Exercise: Write out the listing below again, precisely as it is given.

Data supplied:

- - -

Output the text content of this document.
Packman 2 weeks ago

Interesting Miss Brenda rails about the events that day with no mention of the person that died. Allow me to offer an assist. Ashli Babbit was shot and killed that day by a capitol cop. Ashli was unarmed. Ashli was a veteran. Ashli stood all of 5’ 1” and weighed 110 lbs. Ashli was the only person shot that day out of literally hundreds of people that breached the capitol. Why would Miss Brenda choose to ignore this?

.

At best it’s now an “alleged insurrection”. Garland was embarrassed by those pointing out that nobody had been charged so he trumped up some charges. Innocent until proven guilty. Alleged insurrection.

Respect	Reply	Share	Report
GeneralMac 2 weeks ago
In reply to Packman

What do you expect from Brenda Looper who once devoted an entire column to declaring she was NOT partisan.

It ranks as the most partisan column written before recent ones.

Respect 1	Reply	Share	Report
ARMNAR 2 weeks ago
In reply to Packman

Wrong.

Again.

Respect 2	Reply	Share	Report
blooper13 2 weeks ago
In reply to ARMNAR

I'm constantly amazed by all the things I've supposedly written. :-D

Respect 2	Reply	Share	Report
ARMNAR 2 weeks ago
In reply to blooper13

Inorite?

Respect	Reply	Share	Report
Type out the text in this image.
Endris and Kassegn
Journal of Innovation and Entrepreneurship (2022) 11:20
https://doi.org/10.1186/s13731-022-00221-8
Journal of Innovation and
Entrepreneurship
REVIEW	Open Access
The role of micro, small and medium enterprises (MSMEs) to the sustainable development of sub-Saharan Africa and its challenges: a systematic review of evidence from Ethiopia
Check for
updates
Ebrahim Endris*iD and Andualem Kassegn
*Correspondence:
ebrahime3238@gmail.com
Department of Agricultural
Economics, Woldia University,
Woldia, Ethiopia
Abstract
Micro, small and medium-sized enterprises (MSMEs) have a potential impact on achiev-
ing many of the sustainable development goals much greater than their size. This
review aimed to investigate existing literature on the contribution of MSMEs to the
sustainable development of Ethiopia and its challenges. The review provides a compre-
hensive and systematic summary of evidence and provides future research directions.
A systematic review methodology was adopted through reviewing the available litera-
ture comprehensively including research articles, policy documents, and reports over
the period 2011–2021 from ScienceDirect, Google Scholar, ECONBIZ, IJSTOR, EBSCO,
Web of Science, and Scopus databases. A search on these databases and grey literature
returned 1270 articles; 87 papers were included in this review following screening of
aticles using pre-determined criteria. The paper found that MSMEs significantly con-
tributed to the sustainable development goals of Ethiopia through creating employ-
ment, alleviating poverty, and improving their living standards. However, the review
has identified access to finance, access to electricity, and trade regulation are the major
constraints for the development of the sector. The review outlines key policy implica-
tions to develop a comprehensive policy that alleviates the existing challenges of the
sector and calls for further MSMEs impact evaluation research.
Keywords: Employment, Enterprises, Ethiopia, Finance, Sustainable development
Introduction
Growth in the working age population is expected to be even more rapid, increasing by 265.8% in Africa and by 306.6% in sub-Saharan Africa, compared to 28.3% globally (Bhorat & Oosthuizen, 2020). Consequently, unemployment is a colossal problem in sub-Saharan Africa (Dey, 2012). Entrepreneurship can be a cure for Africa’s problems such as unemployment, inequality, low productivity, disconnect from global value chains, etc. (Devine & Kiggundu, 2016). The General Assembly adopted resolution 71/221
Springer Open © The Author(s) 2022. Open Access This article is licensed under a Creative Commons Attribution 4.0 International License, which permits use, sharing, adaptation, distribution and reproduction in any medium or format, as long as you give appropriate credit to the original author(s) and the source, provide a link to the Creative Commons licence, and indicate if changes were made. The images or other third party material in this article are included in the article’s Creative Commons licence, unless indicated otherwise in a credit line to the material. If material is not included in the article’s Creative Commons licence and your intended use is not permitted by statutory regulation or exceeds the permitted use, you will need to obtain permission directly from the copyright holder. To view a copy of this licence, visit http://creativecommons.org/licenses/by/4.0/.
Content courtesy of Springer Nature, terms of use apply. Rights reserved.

- - -

Result:
Output the text content of this document.
Packman 2 weeks ago

Interesting Miss Brenda rails about the events that day with no mention of the person that died. Allow me to offer an assist. Ashli Babbit was shot and killed that day by a capitol cop. Ashli was unarmed. Ashli was a veteran. Ashli stood all of 5’ 1” and weighed 110 lbs. Ashli was the only person shot that day out of literally hundreds of people that breached the capitol. Why would Miss Brenda choose to ignore this?

.

At best it’s now an “alleged insurrection”. Garland was embarrassed by those pointing out that nobody had been charged so he trumped up some charges. Innocent until proven guilty. Alleged insurrection.

Respect	Reply	Share	Report
GeneralMac 2 weeks ago
In reply to Packman

What do you expect from Brenda Looper who once devoted an entire column to declaring she was NOT partisan.

It ranks as the most partisan column written before recent ones.

Respect 1	Reply	Share	Report
ARMNAR 2 weeks ago
In reply to Packman

Wrong.

Again.

Respect 2	Reply	Share	Report
blooper13 2 weeks ago
In reply to ARMNAR

I'm constantly amazed by all the things I've supposedly written. :-D

Respect 2	Reply	Share	Report
ARMNAR 2 weeks ago
In reply to blooper13

Inorite?

Respect	Reply	Share	Report
Type out the text in this image.
Endris and Kassegn
Journal of Innovation and Entrepreneurship (2022) 11:20
https://doi.org/10.1186/s13731-022-00221-8
Journal of Innovation and
Entrepreneurship
REVIEW	Open Access
The role of micro, small and medium enterprises (MSMEs) to the sustainable development of sub-Saharan Africa and its challenges: a systematic review of evidence from Ethiopia
Check for
updates
Ebrahim Endris*iD and Andualem Kassegn
*Correspondence:
ebrahime3238@gmail.com
Department of Agricultural
Economics, Woldia University,
Woldia, Ethiopia
Abstract
Micro, small and medium-sized enterprises (MSMEs) have a potential impact on achiev-
ing many of the sustainable development goals much greater than their size. This
review aimed to investigate existing literature on the contribution of MSMEs to the
sustainable development of Ethiopia and its challenges. The review provides a compre-
hensive and systematic summary of evidence and provides future research directions.
A systematic review methodology was adopted through reviewing the available litera-
ture comprehensively including research articles, policy documents, and reports over
the period 2011–2021 from ScienceDirect, Google Scholar, ECONBIZ, IJSTOR, EBSCO,
Web of Science, and Scopus databases. A search on these databases and grey literature
returned 1270 articles; 87 papers were included in this review following screening of
aticles using pre-determined criteria. The paper found that MSMEs significantly con-
tributed to the sustainable development goals of Ethiopia through creating employ-
ment, alleviating poverty, and improving their living standards. However, the review
has identified access to finance, access to electricity, and trade regulation are the major
constraints for the development of the sector. The review outlines key policy implica-
tions to develop a comprehensive policy that alleviates the existing challenges of the
sector and calls for further MSMEs impact evaluation research.
Keywords: Employment, Enterprises, Ethiopia, Finance, Sustainable development
Introduction
Growth in the working age population is expected to be even more rapid, increasing by 265.8% in Africa and by 306.6% in sub-Saharan Africa, compared to 28.3% globally (Bhorat & Oosthuizen, 2020). Consequently, unemployment is a colossal problem in sub-Saharan Africa (Dey, 2012). Entrepreneurship can be a cure for Africa’s problems such as unemployment, inequality, low productivity, disconnect from global value chains, etc. (Devine & Kiggundu, 2016). The General Assembly adopted resolution 71/221
Springer Open © The Author(s) 2022. Open Access This article is licensed under a Creative Commons Attribution 4.0 International License, which permits use, sharing, adaptation, distribution and reproduction in any medium or format, as long as you give appropriate credit to the original author(s) and the source, provide a link to the Creative Commons licence, and indicate if changes were made. The images or other third party material in this article are included in the article’s Creative Commons licence, unless indicated otherwise in a credit line to the material. If material is not included in the article’s Creative Commons licence and your intended use is not permitted by statutory regulation or exceeds the permitted use, you will need to obtain permission directly from the copyright holder. To view a copy of this licence, visit http://creativecommons.org/licenses/by/4.0/.
Content courtesy of Springer Nature, terms of use apply. Rights reserved.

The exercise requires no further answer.